# Task brief
Please quote every line word for word.

(Dataset entries)
##########

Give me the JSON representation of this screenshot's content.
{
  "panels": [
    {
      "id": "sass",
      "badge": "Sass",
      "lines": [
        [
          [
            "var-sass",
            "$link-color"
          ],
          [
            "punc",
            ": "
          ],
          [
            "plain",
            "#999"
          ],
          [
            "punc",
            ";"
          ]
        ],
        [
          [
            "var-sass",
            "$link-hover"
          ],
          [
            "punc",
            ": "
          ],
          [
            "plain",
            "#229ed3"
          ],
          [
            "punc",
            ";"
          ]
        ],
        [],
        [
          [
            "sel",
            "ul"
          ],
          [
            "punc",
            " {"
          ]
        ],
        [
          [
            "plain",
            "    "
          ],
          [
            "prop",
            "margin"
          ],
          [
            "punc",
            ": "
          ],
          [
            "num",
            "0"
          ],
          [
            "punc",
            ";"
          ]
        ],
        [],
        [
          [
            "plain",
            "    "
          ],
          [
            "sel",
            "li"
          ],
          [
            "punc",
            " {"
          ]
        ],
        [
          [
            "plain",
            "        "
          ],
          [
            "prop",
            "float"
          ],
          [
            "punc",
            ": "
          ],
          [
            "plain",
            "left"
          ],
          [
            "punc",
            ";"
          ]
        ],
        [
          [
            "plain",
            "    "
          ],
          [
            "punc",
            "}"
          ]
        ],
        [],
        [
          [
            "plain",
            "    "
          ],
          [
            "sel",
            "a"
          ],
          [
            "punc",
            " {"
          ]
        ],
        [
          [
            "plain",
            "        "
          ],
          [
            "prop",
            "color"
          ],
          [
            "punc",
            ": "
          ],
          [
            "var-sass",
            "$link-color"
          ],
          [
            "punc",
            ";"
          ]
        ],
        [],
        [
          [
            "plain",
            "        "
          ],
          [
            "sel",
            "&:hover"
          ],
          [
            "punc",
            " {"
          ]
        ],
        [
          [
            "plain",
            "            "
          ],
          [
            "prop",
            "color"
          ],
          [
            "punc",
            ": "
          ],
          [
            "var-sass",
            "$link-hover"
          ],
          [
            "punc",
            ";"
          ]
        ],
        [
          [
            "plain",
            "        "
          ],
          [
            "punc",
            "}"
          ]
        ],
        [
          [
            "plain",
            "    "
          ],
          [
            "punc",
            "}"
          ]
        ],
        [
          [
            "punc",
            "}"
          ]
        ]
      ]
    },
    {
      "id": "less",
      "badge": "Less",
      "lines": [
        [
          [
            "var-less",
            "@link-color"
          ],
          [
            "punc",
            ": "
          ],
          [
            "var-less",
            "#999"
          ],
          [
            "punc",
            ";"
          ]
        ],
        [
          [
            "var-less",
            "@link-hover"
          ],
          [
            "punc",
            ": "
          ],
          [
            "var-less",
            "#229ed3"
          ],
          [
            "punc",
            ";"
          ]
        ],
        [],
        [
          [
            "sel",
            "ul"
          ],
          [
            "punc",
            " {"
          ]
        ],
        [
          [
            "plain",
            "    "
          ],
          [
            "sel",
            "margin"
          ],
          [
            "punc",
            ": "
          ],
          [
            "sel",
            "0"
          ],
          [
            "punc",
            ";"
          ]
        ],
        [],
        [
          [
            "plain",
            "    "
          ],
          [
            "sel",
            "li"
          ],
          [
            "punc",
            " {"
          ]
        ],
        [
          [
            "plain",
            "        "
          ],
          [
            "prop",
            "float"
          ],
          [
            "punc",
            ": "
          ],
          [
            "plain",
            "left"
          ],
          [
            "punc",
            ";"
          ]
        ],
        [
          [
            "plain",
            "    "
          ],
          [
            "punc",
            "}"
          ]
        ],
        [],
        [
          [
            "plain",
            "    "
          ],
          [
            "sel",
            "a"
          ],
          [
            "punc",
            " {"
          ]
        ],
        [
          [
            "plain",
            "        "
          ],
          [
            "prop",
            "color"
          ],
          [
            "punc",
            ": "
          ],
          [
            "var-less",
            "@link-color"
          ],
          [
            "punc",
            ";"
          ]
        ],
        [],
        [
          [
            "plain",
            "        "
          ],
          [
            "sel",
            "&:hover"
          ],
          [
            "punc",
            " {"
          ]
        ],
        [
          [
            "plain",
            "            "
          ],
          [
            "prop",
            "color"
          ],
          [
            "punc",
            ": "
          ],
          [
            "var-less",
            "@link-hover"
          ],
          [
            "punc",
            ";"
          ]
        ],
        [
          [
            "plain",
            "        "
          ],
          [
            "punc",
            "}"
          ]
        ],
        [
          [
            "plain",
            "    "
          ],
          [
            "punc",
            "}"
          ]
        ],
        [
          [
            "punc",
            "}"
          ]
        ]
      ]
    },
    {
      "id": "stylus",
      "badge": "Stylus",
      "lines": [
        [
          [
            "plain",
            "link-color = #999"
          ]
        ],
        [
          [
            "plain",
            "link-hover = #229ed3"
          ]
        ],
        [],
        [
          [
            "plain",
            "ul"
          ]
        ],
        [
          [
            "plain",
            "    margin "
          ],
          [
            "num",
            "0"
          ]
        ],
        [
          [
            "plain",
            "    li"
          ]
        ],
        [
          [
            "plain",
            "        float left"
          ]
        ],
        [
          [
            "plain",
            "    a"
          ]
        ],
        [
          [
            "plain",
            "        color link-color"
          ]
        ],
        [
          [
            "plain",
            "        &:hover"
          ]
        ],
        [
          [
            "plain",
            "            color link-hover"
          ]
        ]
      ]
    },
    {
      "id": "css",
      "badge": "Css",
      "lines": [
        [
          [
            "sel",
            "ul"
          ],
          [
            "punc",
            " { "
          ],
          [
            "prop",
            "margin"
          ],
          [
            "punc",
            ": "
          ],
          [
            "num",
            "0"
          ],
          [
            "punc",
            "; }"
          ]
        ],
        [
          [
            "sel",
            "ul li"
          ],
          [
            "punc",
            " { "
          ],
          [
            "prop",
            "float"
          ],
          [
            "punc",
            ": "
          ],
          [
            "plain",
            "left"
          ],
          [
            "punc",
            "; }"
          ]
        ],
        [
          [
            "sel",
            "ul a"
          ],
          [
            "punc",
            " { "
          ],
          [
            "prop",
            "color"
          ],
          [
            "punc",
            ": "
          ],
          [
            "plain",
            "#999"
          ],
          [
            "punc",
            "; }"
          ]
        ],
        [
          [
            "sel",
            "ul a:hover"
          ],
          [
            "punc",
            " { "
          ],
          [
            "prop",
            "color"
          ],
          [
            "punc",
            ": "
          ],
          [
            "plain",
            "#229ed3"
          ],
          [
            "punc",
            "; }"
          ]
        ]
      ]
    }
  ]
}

##########

# Answer for the task
Give me the JSON representation of this screenshot's content.
{
  "panels": [
    {
      "id": "sass",
      "badge": "Sass",
      "lines": [
        [
          [
            "var-sass",
            "$link-color"
          ],
          [
            "punc",
            ": "
          ],
          [
            "plain",
            "#999"
          ],
          [
            "punc",
            ";"
          ]
        ],
        [
          [
            "var-sass",
            "$link-hover"
          ],
          [
            "punc",
            ": "
          ],
          [
            "plain",
            "#229ed3"
          ],
          [
            "punc",
            ";"
          ]
        ],
        [],
        [
          [
            "sel",
            "ul"
          ],
          [
            "punc",
            " {"
          ]
        ],
        [
          [
            "plain",
            "    "
          ],
          [
            "prop",
            "margin"
          ],
          [
            "punc",
            ": "
          ],
          [
            "num",
            "0"
          ],
          [
            "punc",
            ";"
          ]
        ],
        [],
        [
          [
            "plain",
            "    "
          ],
          [
            "sel",
            "li"
          ],
          [
            "punc",
            " {"
          ]
        ],
        [
          [
            "plain",
            "        "
          ],
          [
            "prop",
            "float"
          ],
          [
            "punc",
            ": "
          ],
          [
            "plain",
            "left"
          ],
          [
            "punc",
            ";"
          ]
        ],
        [
          [
            "plain",
            "    "
          ],
          [
            "punc",
            "}"
          ]
        ],
        [],
        [
          [
            "plain",
            "    "
          ],
          [
            "sel",
            "a"
          ],
          [
            "punc",
            " {"
          ]
        ],
        [
          [
            "plain",
            "        "
          ],
          [
            "prop",
            "color"
          ],
          [
            "punc",
            ": "
          ],
          [
            "var-sass",
            "$link-color"
          ],
          [
            "punc",
            ";"
          ]
        ],
        [],
        [
          [
            "plain",
            "        "
          ],
          [
            "sel",
            "&:hover"
          ],
          [
            "punc",
            " {"
          ]
        ],
        [
          [
            "plain",
            "            "
          ],
          [
            "prop",
            "color"
          ],
          [
            "punc",
            ": "
          ],
          [
            "var-sass",
            "$link-hover"
          ],
          [
            "punc",
            ";"
          ]
        ],
        [
          [
            "plain",
            "        "
          ],
          [
            "punc",
            "}"
          ]
        ],
        [
          [
            "plain",
            "    "
          ],
          [
            "punc",
            "}"
          ]
        ],
        [
          [
            "punc",
            "}"
          ]
        ]
      ]
    },
    {
      "id": "less",
      "badge": "Less",
      "lines": [
        [
          [
            "var-less",
            "@link-color"
          ],
          [
            "punc",
            ": "
          ],
          [
            "var-less",
            "#999"
          ],
          [
            "punc",
            ";"
          ]
        ],
        [
          [
            "var-less",
            "@link-hover"
          ],
          [
            "punc",
            ": "
          ],
          [
            "var-less",
            "#229ed3"
          ],
          [
            "punc",
            ";"
          ]
        ],
        [],
        [
          [
            "sel",
            "ul"
          ],
          [
            "punc",
            " {"
          ]
        ],
        [
          [
            "plain",
            "    "
          ],
          [
            "sel",
            "margin"
          ],
          [
            "punc",
            ": "
          ],
          [
            "sel",
            "0"
          ],
          [
            "punc",
            ";"
          ]
        ],
        [],
        [
          [
            "plain",
            "    "
          ],
          [
            "sel",
            "li"
          ],
          [
            "punc",
            " {"
          ]
        ],
        [
          [
            "plain",
            "        "
          ],
          [
            "prop",
            "float"
          ],
          [
            "punc",
            ": "
          ],
          [
            "plain",
            "left"
          ],
          [
            "punc",
            ";"
          ]
        ],
        [
          [
            "plain",
            "    "
          ],
          [
            "punc",
            "}"
          ]
        ],
        [],
        [
          [
            "plain",
            "    "
          ],
          [
            "sel",
            "a"
          ],
          [
            "punc",
            " {"
          ]
        ],
        [
          [
            "plain",
            "        "
          ],
          [
            "prop",
            "color"
          ],
          [
            "punc",
            ": "
          ],
          [
            "var-less",
            "@link-color"
          ],
          [
            "punc",
            ";"
          ]
        ],
        [],
        [
          [
            "plain",
            "        "
          ],
          [
            "sel",
            "&:hover"
          ],
          [
            "punc",
            " {"
          ]
        ],
        [
          [
            "plain",
            "            "
          ],
          [
            "prop",
            "color"
          ],
          [
            "punc",
            ": "
          ],
          [
            "var-less",
            "@link-hover"
          ],
          [
            "punc",
            ";"
          ]
        ],
        [
          [
            "plain",
            "        "
          ],
          [
            "punc",
            "}"
          ]
        ],
        [
          [
            "plain",
            "    "
          ],
          [
            "punc",
            "}"
          ]
        ],
        [
          [
            "punc",
            "}"
          ]
        ]
      ]
    },
    {
      "id": "stylus",
      "badge": "Stylus",
      "lines": [
        [
          [
            "plain",
            "link-color = #999"
          ]
        ],
        [
          [
            "plain",
            "link-hover = #229ed3"
          ]
        ],
        [],
        [
          [
            "plain",
            "ul"
          ]
        ],
        [
          [
            "plain",
            "    margin "
          ],
          [
            "num",
            "0"
          ]
        ],
        [
          [
            "plain",
            "    li"
          ]
        ],
        [
          [
            "plain",
            "        float left"
          ]
        ],
        [
          [
            "plain",
            "    a"
          ]
        ],
        [
          [
            "plain",
            "        color link-color"
          ]
        ],
        [
          [
            "plain",
            "        &:hover"
          ]
        ],
        [
          [
            "plain",
            "            color link-hover"
          ]
        ]
      ]
    },
    {
      "id": "css",
      "badge": "Css",
      "lines": [
        [
          [
            "sel",
            "ul"
          ],
          [
            "punc",
            " { "
          ],
          [
            "prop",
            "margin"
          ],
          [
            "punc",
            ": "
          ],
          [
            "num",
            "0"
          ],
          [
            "punc",
            "; }"
          ]
        ],
        [
          [
            "sel",
            "ul li"
          ],
          [
            "punc",
            " { "
          ],
          [
            "prop",
            "float"
          ],
          [
            "punc",
            ": "
          ],
          [
            "plain",
            "left"
          ],
          [
            "punc",
            "; }"
          ]
        ],
        [
          [
            "sel",
            "ul a"
          ],
          [
            "punc",
            " { "
          ],
          [
            "prop",
            "color"
          ],
          [
            "punc",
            ": "
          ],
          [
            "plain",
            "#999"
          ],
          [
            "punc",
            "; }"
          ]
        ],
        [
          [
            "sel",
            "ul a:hover"
          ],
          [
            "punc",
            " { "
          ],
          [
            "prop",
            "color"
          ],
          [
            "punc",
            ": "
          ],
          [
            "plain",
            "#229ed3"
          ],
          [
            "punc",
            "; }"
          ]
        ]
      ]
    }
  ]
}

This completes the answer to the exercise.